Short problem:
Produce a word-for-word copy of the listing below without its pictures.

Provided records:
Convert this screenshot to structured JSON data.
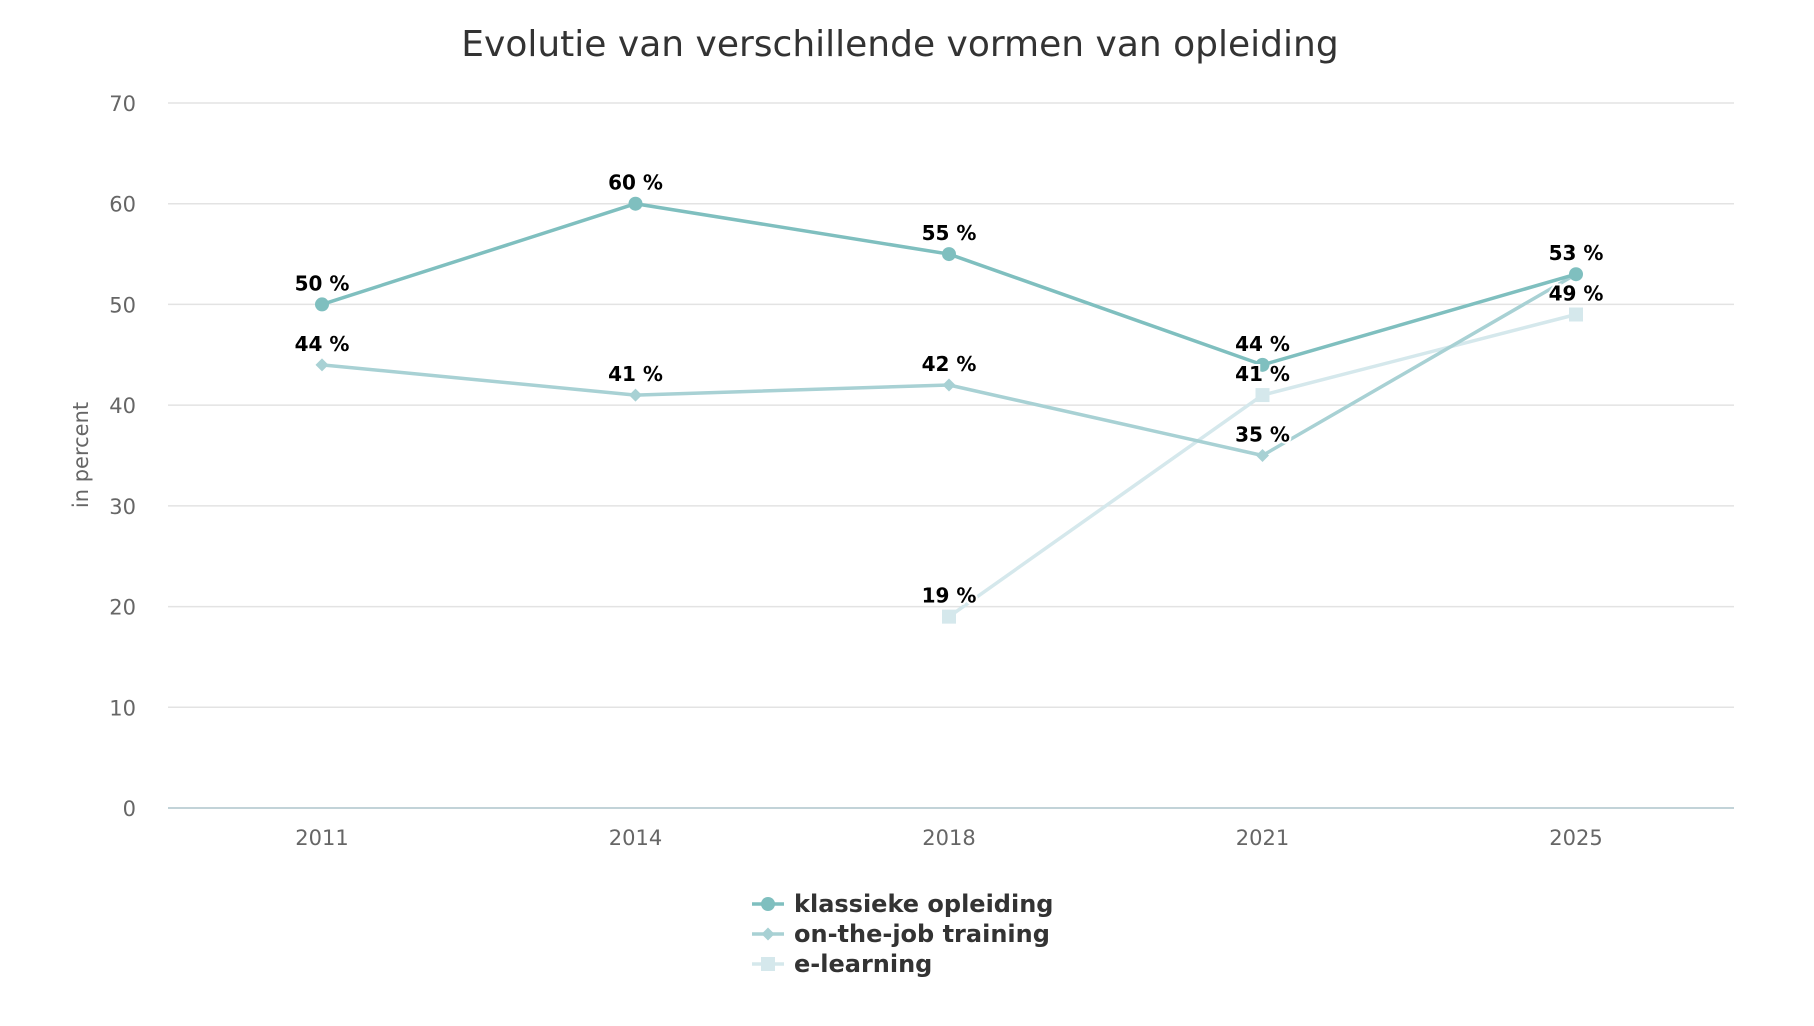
{
  "chart_data": {
    "type": "line",
    "title": "Evolutie van verschillende vormen van opleiding",
    "xlabel": "",
    "ylabel": "in percent",
    "categories": [
      "2011",
      "2014",
      "2018",
      "2021",
      "2025"
    ],
    "ylim": [
      0,
      70
    ],
    "yticks": [
      0,
      10,
      20,
      30,
      40,
      50,
      60,
      70
    ],
    "grid": true,
    "legend_position": "bottom-center",
    "value_suffix": " %",
    "series": [
      {
        "name": "klassieke opleiding",
        "marker": "circle",
        "color": "#7fbfbf",
        "values": [
          50,
          60,
          55,
          44,
          53
        ]
      },
      {
        "name": "on-the-job training",
        "marker": "diamond",
        "color": "#a8d1d4",
        "values": [
          44,
          41,
          42,
          35,
          53
        ]
      },
      {
        "name": "e-learning",
        "marker": "square",
        "color": "#d5e8ec",
        "values": [
          null,
          null,
          19,
          41,
          49
        ]
      }
    ]
  }
}
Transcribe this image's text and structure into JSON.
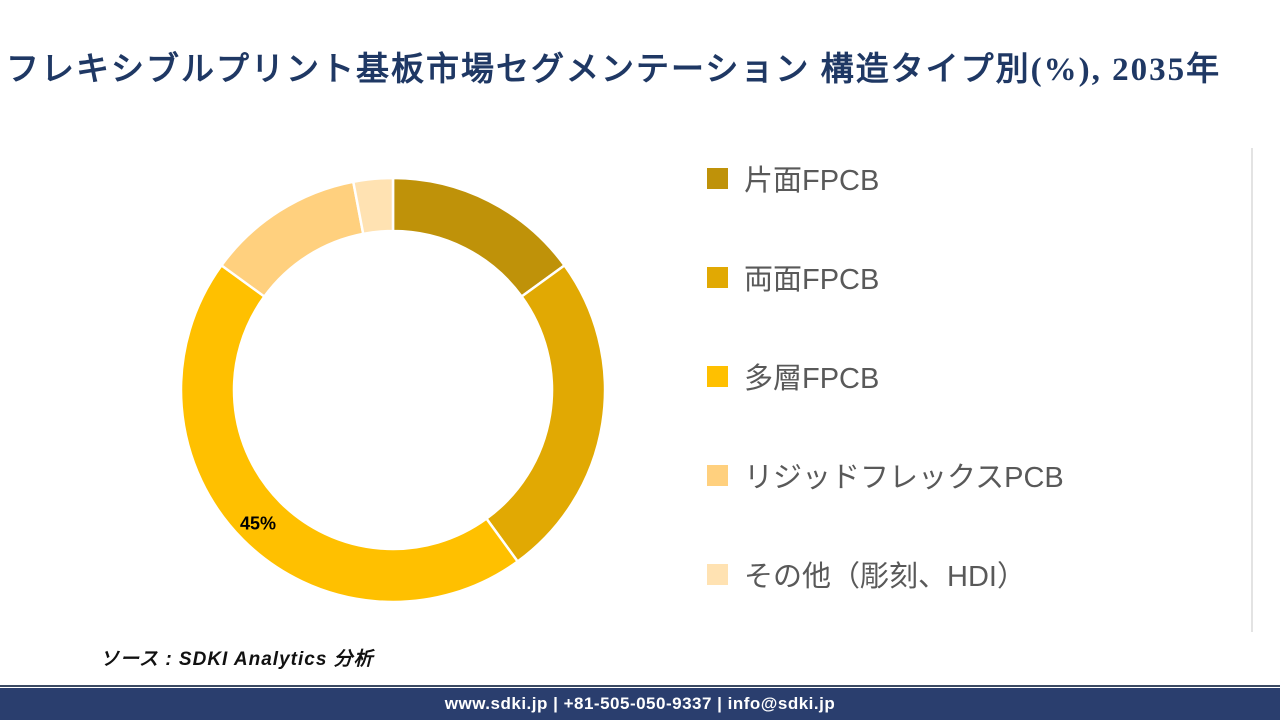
{
  "page": {
    "title": "フレキシブルプリント基板市場セグメンテーション 構造タイプ別(%), 2035年",
    "title_color": "#1F3864"
  },
  "chart_data": {
    "type": "pie",
    "subtype": "donut",
    "title": "フレキシブルプリント基板市場セグメンテーション 構造タイプ別(%), 2035年",
    "categories": [
      "片面FPCB",
      "両面FPCB",
      "多層FPCB",
      "リジッドフレックスPCB",
      "その他（彫刻、HDI）"
    ],
    "values": [
      15,
      25,
      45,
      12,
      3
    ],
    "unit": "%",
    "colors": [
      "#BF9209",
      "#E1A903",
      "#FFC000",
      "#FFD07E",
      "#FFE2B2"
    ],
    "start_angle_deg": 0,
    "direction": "clockwise",
    "donut_hole_ratio": 0.75,
    "slice_gap_color": "#FFFFFF",
    "data_labels": [
      {
        "category": "多層FPCB",
        "text": "45%",
        "color": "#000000"
      }
    ],
    "legend_position": "right",
    "legend_text_color": "#595959"
  },
  "source": {
    "text": "ソース : SDKI Analytics 分析"
  },
  "footer": {
    "text": "www.sdki.jp | +81-505-050-9337 | info@sdki.jp",
    "bg_color": "#2A3E6E",
    "text_color": "#FFFFFF"
  }
}
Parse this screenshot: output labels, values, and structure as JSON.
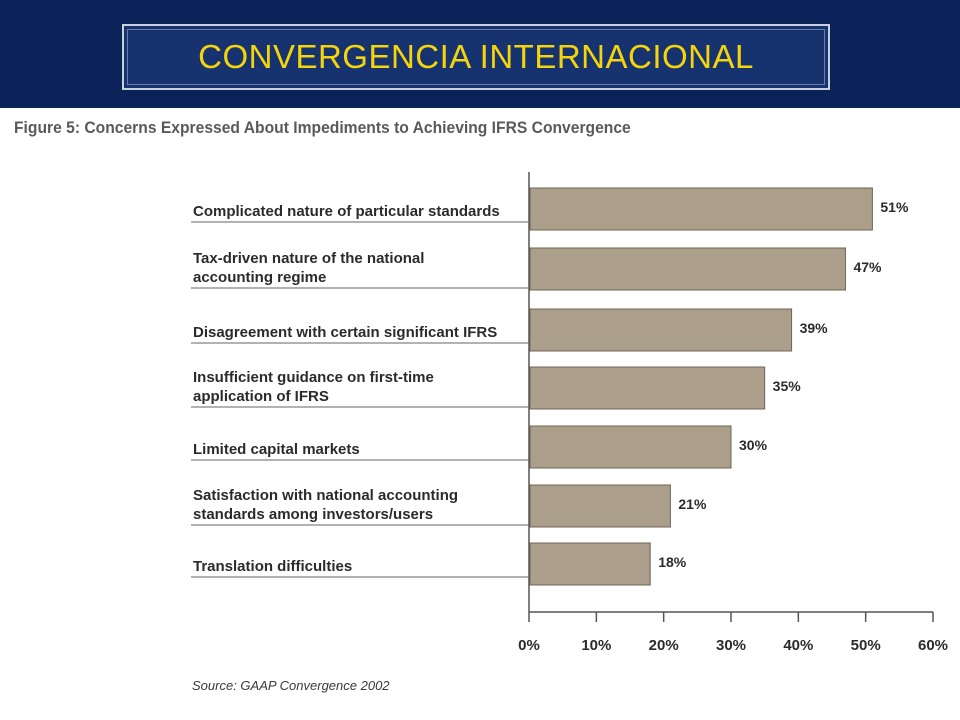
{
  "header": {
    "title": "CONVERGENCIA INTERNACIONAL"
  },
  "figure": {
    "caption": "Figure 5:  Concerns Expressed About Impediments to Achieving IFRS Convergence",
    "source": "Source: GAAP Convergence 2002"
  },
  "colors": {
    "header_bg": "#0b2259",
    "title_text": "#f4d40a",
    "bar_fill": "#ab9f8b",
    "bar_stroke": "#6f6454"
  },
  "chart_data": {
    "type": "bar",
    "orientation": "horizontal",
    "categories": [
      [
        "Complicated nature of particular standards"
      ],
      [
        "Tax-driven nature of the national",
        "accounting regime"
      ],
      [
        "Disagreement with certain significant IFRS"
      ],
      [
        "Insufficient guidance on first-time",
        "application of IFRS"
      ],
      [
        "Limited capital markets"
      ],
      [
        "Satisfaction with national accounting",
        "standards among investors/users"
      ],
      [
        "Translation difficulties"
      ]
    ],
    "values": [
      51,
      47,
      39,
      35,
      30,
      21,
      18
    ],
    "value_labels": [
      "51%",
      "47%",
      "39%",
      "35%",
      "30%",
      "21%",
      "18%"
    ],
    "xlim": [
      0,
      60
    ],
    "xticks": [
      0,
      10,
      20,
      30,
      40,
      50,
      60
    ],
    "xtick_labels": [
      "0%",
      "10%",
      "20%",
      "30%",
      "40%",
      "50%",
      "60%"
    ],
    "grid": false,
    "legend": "none"
  }
}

Finished task:
Convert this screenshot to structured JSON data.
{
  "chart_data": {
    "type": "line",
    "title": "Evolutie van verschillende vormen van opleiding",
    "xlabel": "",
    "ylabel": "in percent",
    "categories": [
      "2011",
      "2014",
      "2018",
      "2021",
      "2025"
    ],
    "ylim": [
      0,
      70
    ],
    "yticks": [
      0,
      10,
      20,
      30,
      40,
      50,
      60,
      70
    ],
    "grid": true,
    "legend_position": "bottom-center",
    "value_suffix": " %",
    "series": [
      {
        "name": "klassieke opleiding",
        "marker": "circle",
        "color": "#7fbfbf",
        "values": [
          50,
          60,
          55,
          44,
          53
        ]
      },
      {
        "name": "on-the-job training",
        "marker": "diamond",
        "color": "#a8d1d4",
        "values": [
          44,
          41,
          42,
          35,
          53
        ]
      },
      {
        "name": "e-learning",
        "marker": "square",
        "color": "#d5e8ec",
        "values": [
          null,
          null,
          19,
          41,
          49
        ]
      }
    ]
  }
}
Transcribe this image's text and structure into JSON.
{
  "page": {
    "title": "フレキシブルプリント基板市場セグメンテーション 構造タイプ別(%), 2035年",
    "title_color": "#1F3864"
  },
  "chart_data": {
    "type": "pie",
    "subtype": "donut",
    "title": "フレキシブルプリント基板市場セグメンテーション 構造タイプ別(%), 2035年",
    "categories": [
      "片面FPCB",
      "両面FPCB",
      "多層FPCB",
      "リジッドフレックスPCB",
      "その他（彫刻、HDI）"
    ],
    "values": [
      15,
      25,
      45,
      12,
      3
    ],
    "unit": "%",
    "colors": [
      "#BF9209",
      "#E1A903",
      "#FFC000",
      "#FFD07E",
      "#FFE2B2"
    ],
    "start_angle_deg": 0,
    "direction": "clockwise",
    "donut_hole_ratio": 0.75,
    "slice_gap_color": "#FFFFFF",
    "data_labels": [
      {
        "category": "多層FPCB",
        "text": "45%",
        "color": "#000000"
      }
    ],
    "legend_position": "right",
    "legend_text_color": "#595959"
  },
  "source": {
    "text": "ソース : SDKI Analytics 分析"
  },
  "footer": {
    "text": "www.sdki.jp | +81-505-050-9337 | info@sdki.jp",
    "bg_color": "#2A3E6E",
    "text_color": "#FFFFFF"
  }
}
Parse this screenshot: output labels, values, and structure as JSON.
{
  "header": {
    "title": "CONVERGENCIA INTERNACIONAL"
  },
  "figure": {
    "caption": "Figure 5:  Concerns Expressed About Impediments to Achieving IFRS Convergence",
    "source": "Source: GAAP Convergence 2002"
  },
  "colors": {
    "header_bg": "#0b2259",
    "title_text": "#f4d40a",
    "bar_fill": "#ab9f8b",
    "bar_stroke": "#6f6454"
  },
  "chart_data": {
    "type": "bar",
    "orientation": "horizontal",
    "categories": [
      [
        "Complicated nature of particular standards"
      ],
      [
        "Tax-driven nature of the national",
        "accounting regime"
      ],
      [
        "Disagreement with certain significant IFRS"
      ],
      [
        "Insufficient guidance on first-time",
        "application of IFRS"
      ],
      [
        "Limited capital markets"
      ],
      [
        "Satisfaction with national accounting",
        "standards among investors/users"
      ],
      [
        "Translation difficulties"
      ]
    ],
    "values": [
      51,
      47,
      39,
      35,
      30,
      21,
      18
    ],
    "value_labels": [
      "51%",
      "47%",
      "39%",
      "35%",
      "30%",
      "21%",
      "18%"
    ],
    "xlim": [
      0,
      60
    ],
    "xticks": [
      0,
      10,
      20,
      30,
      40,
      50,
      60
    ],
    "xtick_labels": [
      "0%",
      "10%",
      "20%",
      "30%",
      "40%",
      "50%",
      "60%"
    ],
    "grid": false,
    "legend": "none"
  }
}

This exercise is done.